*MATERIAL SUPPLIED*.
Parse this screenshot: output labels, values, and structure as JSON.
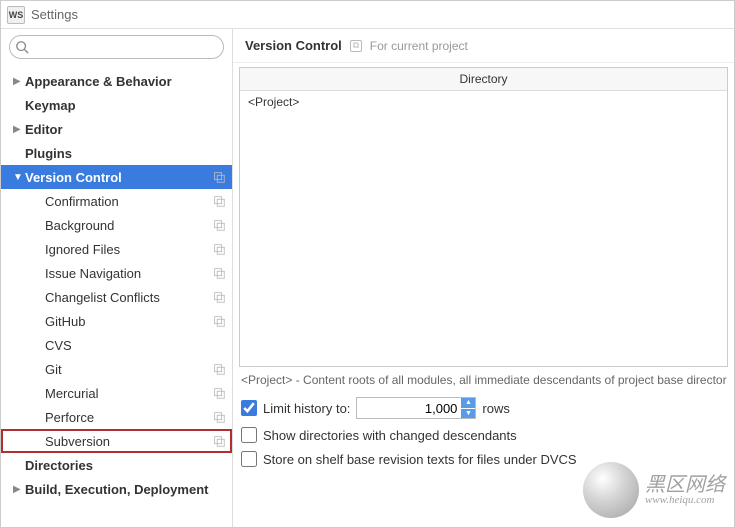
{
  "window": {
    "title": "Settings"
  },
  "sidebar": {
    "search_placeholder": "",
    "items": [
      {
        "label": "Appearance & Behavior",
        "depth": 0,
        "bold": true,
        "chevron": "right",
        "copy": false
      },
      {
        "label": "Keymap",
        "depth": 0,
        "bold": true,
        "copy": false
      },
      {
        "label": "Editor",
        "depth": 0,
        "bold": true,
        "chevron": "right",
        "copy": false
      },
      {
        "label": "Plugins",
        "depth": 0,
        "bold": true,
        "copy": false
      },
      {
        "label": "Version Control",
        "depth": 0,
        "bold": true,
        "chevron": "down",
        "selected": true,
        "copy": true
      },
      {
        "label": "Confirmation",
        "depth": 1,
        "copy": true
      },
      {
        "label": "Background",
        "depth": 1,
        "copy": true
      },
      {
        "label": "Ignored Files",
        "depth": 1,
        "copy": true
      },
      {
        "label": "Issue Navigation",
        "depth": 1,
        "copy": true
      },
      {
        "label": "Changelist Conflicts",
        "depth": 1,
        "copy": true
      },
      {
        "label": "GitHub",
        "depth": 1,
        "copy": true
      },
      {
        "label": "CVS",
        "depth": 1
      },
      {
        "label": "Git",
        "depth": 1,
        "copy": true
      },
      {
        "label": "Mercurial",
        "depth": 1,
        "copy": true
      },
      {
        "label": "Perforce",
        "depth": 1,
        "copy": true
      },
      {
        "label": "Subversion",
        "depth": 1,
        "copy": true,
        "highlighted": true
      },
      {
        "label": "Directories",
        "depth": 0,
        "bold": true
      },
      {
        "label": "Build, Execution, Deployment",
        "depth": 0,
        "bold": true,
        "chevron": "right"
      }
    ]
  },
  "crumb": {
    "title": "Version Control",
    "scope": "For current project"
  },
  "table": {
    "header": "Directory",
    "rows": [
      {
        "directory": "<Project>"
      }
    ]
  },
  "hint": "<Project> - Content roots of all modules, all immediate descendants of project base director",
  "options": {
    "limit_history_label": "Limit history to:",
    "limit_history_value": "1,000",
    "limit_history_checked": true,
    "rows_label": "rows",
    "show_dirs_label": "Show directories with changed descendants",
    "show_dirs_checked": false,
    "store_shelf_label": "Store on shelf base revision texts for files under DVCS",
    "store_shelf_checked": false
  },
  "watermark": {
    "line1": "黑区网络",
    "line2": "www.heiqu.com"
  }
}
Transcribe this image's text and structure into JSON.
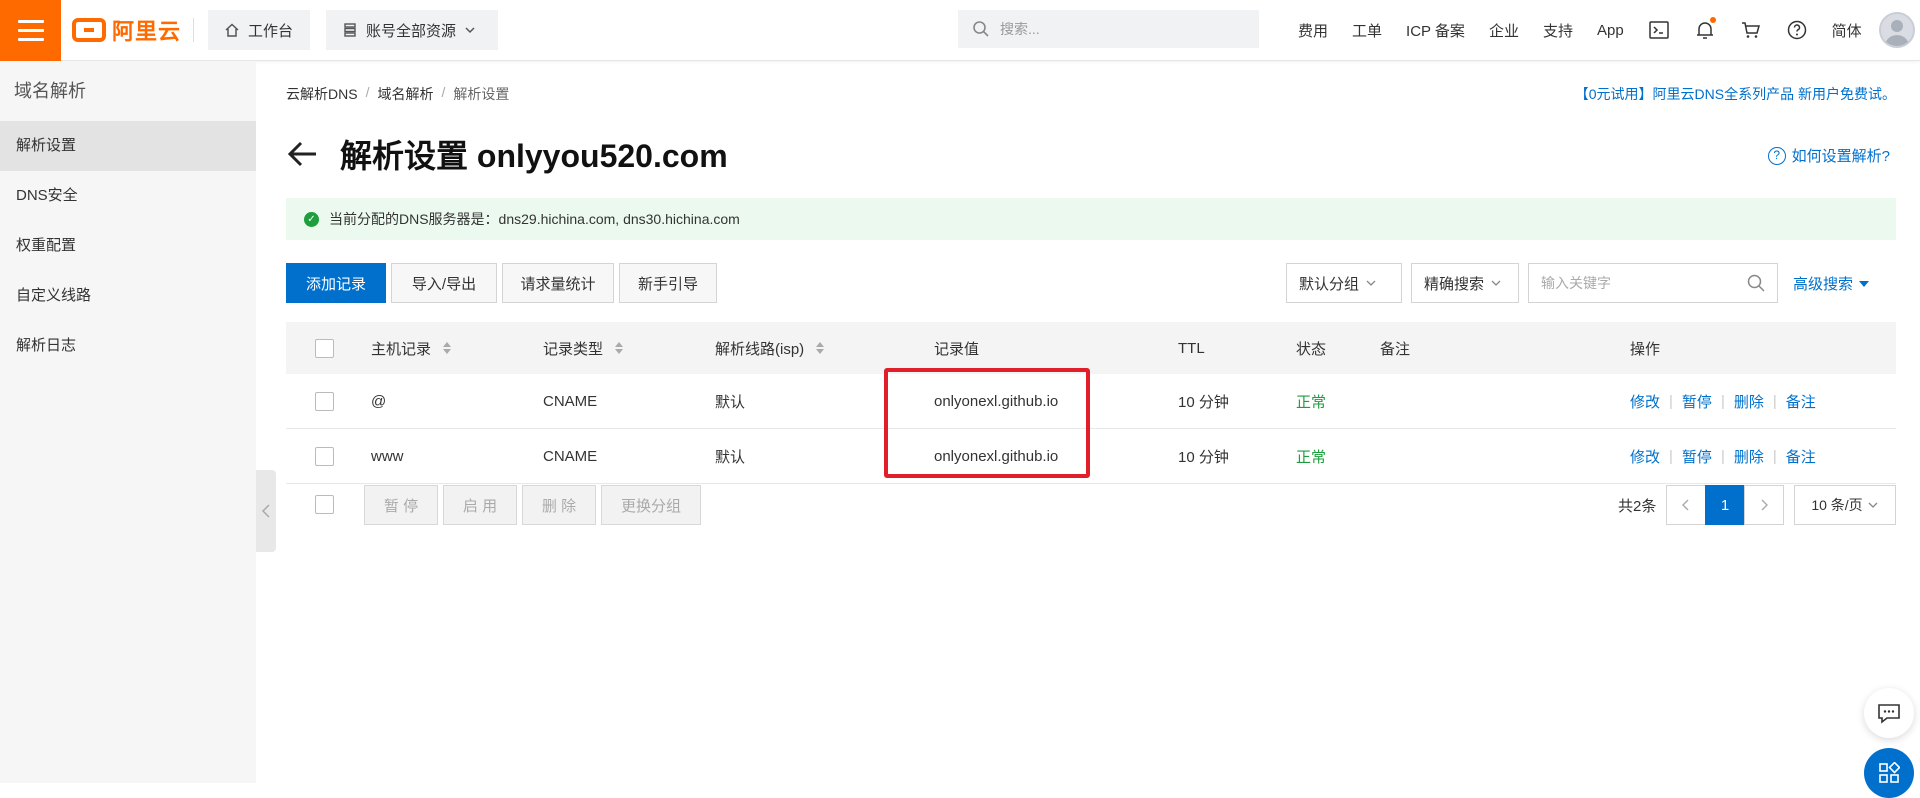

*INSTRUCTIONS FOR THE TASK*.
Print the records word for word and exclude any picture they hold.

*FINISHED TASK*.
Parse this screenshot: output labels, values, and structure as JSON.
{
  "window": {
    "title": "Settings"
  },
  "sidebar": {
    "search_placeholder": "",
    "items": [
      {
        "label": "Appearance & Behavior",
        "depth": 0,
        "bold": true,
        "chevron": "right",
        "copy": false
      },
      {
        "label": "Keymap",
        "depth": 0,
        "bold": true,
        "copy": false
      },
      {
        "label": "Editor",
        "depth": 0,
        "bold": true,
        "chevron": "right",
        "copy": false
      },
      {
        "label": "Plugins",
        "depth": 0,
        "bold": true,
        "copy": false
      },
      {
        "label": "Version Control",
        "depth": 0,
        "bold": true,
        "chevron": "down",
        "selected": true,
        "copy": true
      },
      {
        "label": "Confirmation",
        "depth": 1,
        "copy": true
      },
      {
        "label": "Background",
        "depth": 1,
        "copy": true
      },
      {
        "label": "Ignored Files",
        "depth": 1,
        "copy": true
      },
      {
        "label": "Issue Navigation",
        "depth": 1,
        "copy": true
      },
      {
        "label": "Changelist Conflicts",
        "depth": 1,
        "copy": true
      },
      {
        "label": "GitHub",
        "depth": 1,
        "copy": true
      },
      {
        "label": "CVS",
        "depth": 1
      },
      {
        "label": "Git",
        "depth": 1,
        "copy": true
      },
      {
        "label": "Mercurial",
        "depth": 1,
        "copy": true
      },
      {
        "label": "Perforce",
        "depth": 1,
        "copy": true
      },
      {
        "label": "Subversion",
        "depth": 1,
        "copy": true,
        "highlighted": true
      },
      {
        "label": "Directories",
        "depth": 0,
        "bold": true
      },
      {
        "label": "Build, Execution, Deployment",
        "depth": 0,
        "bold": true,
        "chevron": "right"
      }
    ]
  },
  "crumb": {
    "title": "Version Control",
    "scope": "For current project"
  },
  "table": {
    "header": "Directory",
    "rows": [
      {
        "directory": "<Project>"
      }
    ]
  },
  "hint": "<Project> - Content roots of all modules, all immediate descendants of project base director",
  "options": {
    "limit_history_label": "Limit history to:",
    "limit_history_value": "1,000",
    "limit_history_checked": true,
    "rows_label": "rows",
    "show_dirs_label": "Show directories with changed descendants",
    "show_dirs_checked": false,
    "store_shelf_label": "Store on shelf base revision texts for files under DVCS",
    "store_shelf_checked": false
  },
  "watermark": {
    "line1": "黑区网络",
    "line2": "www.heiqu.com"
  }
}
Transcribe this image's text and structure into JSON.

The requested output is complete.